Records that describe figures
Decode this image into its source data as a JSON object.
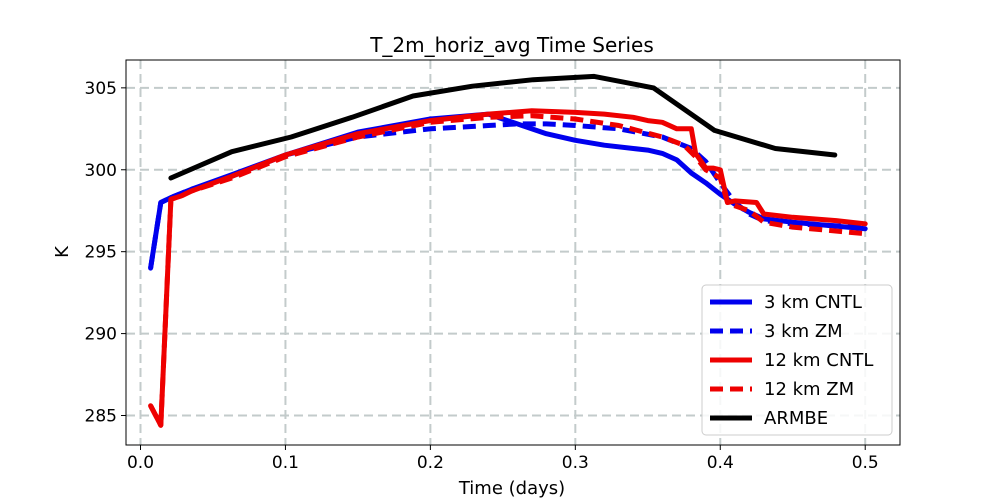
{
  "chart_data": {
    "type": "line",
    "title": "T_2m_horiz_avg Time Series",
    "xlabel": "Time (days)",
    "ylabel": "K",
    "xlim": [
      -0.01,
      0.524
    ],
    "ylim": [
      283.2,
      306.7
    ],
    "xticks": [
      0.0,
      0.1,
      0.2,
      0.3,
      0.4,
      0.5
    ],
    "xtick_labels": [
      "0.0",
      "0.1",
      "0.2",
      "0.3",
      "0.4",
      "0.5"
    ],
    "yticks": [
      285,
      290,
      295,
      300,
      305
    ],
    "ytick_labels": [
      "285",
      "290",
      "295",
      "300",
      "305"
    ],
    "grid": true,
    "legend_position": "lower-right",
    "series": [
      {
        "name": "3 km CNTL",
        "color": "#0000ee",
        "style": "solid",
        "x": [
          0.007,
          0.014,
          0.021,
          0.035,
          0.063,
          0.1,
          0.15,
          0.2,
          0.24,
          0.26,
          0.28,
          0.3,
          0.32,
          0.34,
          0.35,
          0.36,
          0.37,
          0.38,
          0.39,
          0.4,
          0.41,
          0.42,
          0.43,
          0.45,
          0.5
        ],
        "y": [
          294.0,
          298.0,
          298.3,
          298.8,
          299.7,
          300.9,
          302.3,
          303.1,
          303.4,
          302.8,
          302.2,
          301.8,
          301.5,
          301.3,
          301.2,
          301.0,
          300.6,
          299.8,
          299.2,
          298.5,
          297.9,
          297.4,
          297.0,
          296.8,
          296.4
        ]
      },
      {
        "name": "3 km ZM",
        "color": "#0000ee",
        "style": "dashed",
        "x": [
          0.007,
          0.014,
          0.021,
          0.035,
          0.063,
          0.1,
          0.15,
          0.2,
          0.24,
          0.26,
          0.28,
          0.3,
          0.33,
          0.36,
          0.38,
          0.39,
          0.4,
          0.41,
          0.42,
          0.43,
          0.45,
          0.5
        ],
        "y": [
          294.0,
          298.0,
          298.3,
          298.8,
          299.6,
          300.9,
          302.0,
          302.5,
          302.7,
          302.8,
          302.8,
          302.7,
          302.5,
          302.0,
          301.3,
          300.5,
          299.2,
          298.0,
          297.3,
          296.9,
          296.7,
          296.5
        ]
      },
      {
        "name": "12 km CNTL",
        "color": "#ee0000",
        "style": "solid",
        "x": [
          0.007,
          0.014,
          0.021,
          0.028,
          0.035,
          0.063,
          0.1,
          0.15,
          0.2,
          0.24,
          0.27,
          0.3,
          0.32,
          0.34,
          0.35,
          0.36,
          0.37,
          0.38,
          0.383,
          0.39,
          0.395,
          0.4,
          0.405,
          0.41,
          0.425,
          0.43,
          0.45,
          0.48,
          0.5
        ],
        "y": [
          285.6,
          284.4,
          298.2,
          298.4,
          298.7,
          299.6,
          300.9,
          302.2,
          303.0,
          303.4,
          303.6,
          303.5,
          303.4,
          303.2,
          303.0,
          302.9,
          302.5,
          302.5,
          301.0,
          300.1,
          300.1,
          300.0,
          298.0,
          298.1,
          298.0,
          297.3,
          297.1,
          296.9,
          296.7
        ]
      },
      {
        "name": "12 km ZM",
        "color": "#ee0000",
        "style": "dashed",
        "x": [
          0.007,
          0.014,
          0.021,
          0.028,
          0.035,
          0.063,
          0.1,
          0.15,
          0.2,
          0.24,
          0.27,
          0.3,
          0.33,
          0.36,
          0.375,
          0.383,
          0.39,
          0.4,
          0.405,
          0.41,
          0.42,
          0.43,
          0.45,
          0.5
        ],
        "y": [
          285.6,
          284.4,
          298.2,
          298.4,
          298.7,
          299.5,
          300.8,
          302.0,
          302.9,
          303.2,
          303.3,
          303.1,
          302.7,
          302.0,
          301.5,
          300.8,
          300.0,
          299.5,
          298.0,
          297.8,
          297.5,
          296.8,
          296.5,
          296.1
        ]
      },
      {
        "name": "ARMBE",
        "color": "#000000",
        "style": "solid",
        "x": [
          0.021,
          0.063,
          0.104,
          0.146,
          0.188,
          0.229,
          0.271,
          0.313,
          0.354,
          0.396,
          0.438,
          0.479
        ],
        "y": [
          299.5,
          301.1,
          302.0,
          303.2,
          304.5,
          305.1,
          305.5,
          305.7,
          305.0,
          302.4,
          301.3,
          300.9
        ]
      }
    ]
  }
}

• Task description: Leave every image out, and retype the material exactly.

• Reply:
Decode this image into its source data as a JSON object.
{
  "chart_data": {
    "type": "line",
    "title": "T_2m_horiz_avg Time Series",
    "xlabel": "Time (days)",
    "ylabel": "K",
    "xlim": [
      -0.01,
      0.524
    ],
    "ylim": [
      283.2,
      306.7
    ],
    "xticks": [
      0.0,
      0.1,
      0.2,
      0.3,
      0.4,
      0.5
    ],
    "xtick_labels": [
      "0.0",
      "0.1",
      "0.2",
      "0.3",
      "0.4",
      "0.5"
    ],
    "yticks": [
      285,
      290,
      295,
      300,
      305
    ],
    "ytick_labels": [
      "285",
      "290",
      "295",
      "300",
      "305"
    ],
    "grid": true,
    "legend_position": "lower-right",
    "series": [
      {
        "name": "3 km CNTL",
        "color": "#0000ee",
        "style": "solid",
        "x": [
          0.007,
          0.014,
          0.021,
          0.035,
          0.063,
          0.1,
          0.15,
          0.2,
          0.24,
          0.26,
          0.28,
          0.3,
          0.32,
          0.34,
          0.35,
          0.36,
          0.37,
          0.38,
          0.39,
          0.4,
          0.41,
          0.42,
          0.43,
          0.45,
          0.5
        ],
        "y": [
          294.0,
          298.0,
          298.3,
          298.8,
          299.7,
          300.9,
          302.3,
          303.1,
          303.4,
          302.8,
          302.2,
          301.8,
          301.5,
          301.3,
          301.2,
          301.0,
          300.6,
          299.8,
          299.2,
          298.5,
          297.9,
          297.4,
          297.0,
          296.8,
          296.4
        ]
      },
      {
        "name": "3 km ZM",
        "color": "#0000ee",
        "style": "dashed",
        "x": [
          0.007,
          0.014,
          0.021,
          0.035,
          0.063,
          0.1,
          0.15,
          0.2,
          0.24,
          0.26,
          0.28,
          0.3,
          0.33,
          0.36,
          0.38,
          0.39,
          0.4,
          0.41,
          0.42,
          0.43,
          0.45,
          0.5
        ],
        "y": [
          294.0,
          298.0,
          298.3,
          298.8,
          299.6,
          300.9,
          302.0,
          302.5,
          302.7,
          302.8,
          302.8,
          302.7,
          302.5,
          302.0,
          301.3,
          300.5,
          299.2,
          298.0,
          297.3,
          296.9,
          296.7,
          296.5
        ]
      },
      {
        "name": "12 km CNTL",
        "color": "#ee0000",
        "style": "solid",
        "x": [
          0.007,
          0.014,
          0.021,
          0.028,
          0.035,
          0.063,
          0.1,
          0.15,
          0.2,
          0.24,
          0.27,
          0.3,
          0.32,
          0.34,
          0.35,
          0.36,
          0.37,
          0.38,
          0.383,
          0.39,
          0.395,
          0.4,
          0.405,
          0.41,
          0.425,
          0.43,
          0.45,
          0.48,
          0.5
        ],
        "y": [
          285.6,
          284.4,
          298.2,
          298.4,
          298.7,
          299.6,
          300.9,
          302.2,
          303.0,
          303.4,
          303.6,
          303.5,
          303.4,
          303.2,
          303.0,
          302.9,
          302.5,
          302.5,
          301.0,
          300.1,
          300.1,
          300.0,
          298.0,
          298.1,
          298.0,
          297.3,
          297.1,
          296.9,
          296.7
        ]
      },
      {
        "name": "12 km ZM",
        "color": "#ee0000",
        "style": "dashed",
        "x": [
          0.007,
          0.014,
          0.021,
          0.028,
          0.035,
          0.063,
          0.1,
          0.15,
          0.2,
          0.24,
          0.27,
          0.3,
          0.33,
          0.36,
          0.375,
          0.383,
          0.39,
          0.4,
          0.405,
          0.41,
          0.42,
          0.43,
          0.45,
          0.5
        ],
        "y": [
          285.6,
          284.4,
          298.2,
          298.4,
          298.7,
          299.5,
          300.8,
          302.0,
          302.9,
          303.2,
          303.3,
          303.1,
          302.7,
          302.0,
          301.5,
          300.8,
          300.0,
          299.5,
          298.0,
          297.8,
          297.5,
          296.8,
          296.5,
          296.1
        ]
      },
      {
        "name": "ARMBE",
        "color": "#000000",
        "style": "solid",
        "x": [
          0.021,
          0.063,
          0.104,
          0.146,
          0.188,
          0.229,
          0.271,
          0.313,
          0.354,
          0.396,
          0.438,
          0.479
        ],
        "y": [
          299.5,
          301.1,
          302.0,
          303.2,
          304.5,
          305.1,
          305.5,
          305.7,
          305.0,
          302.4,
          301.3,
          300.9
        ]
      }
    ]
  }
}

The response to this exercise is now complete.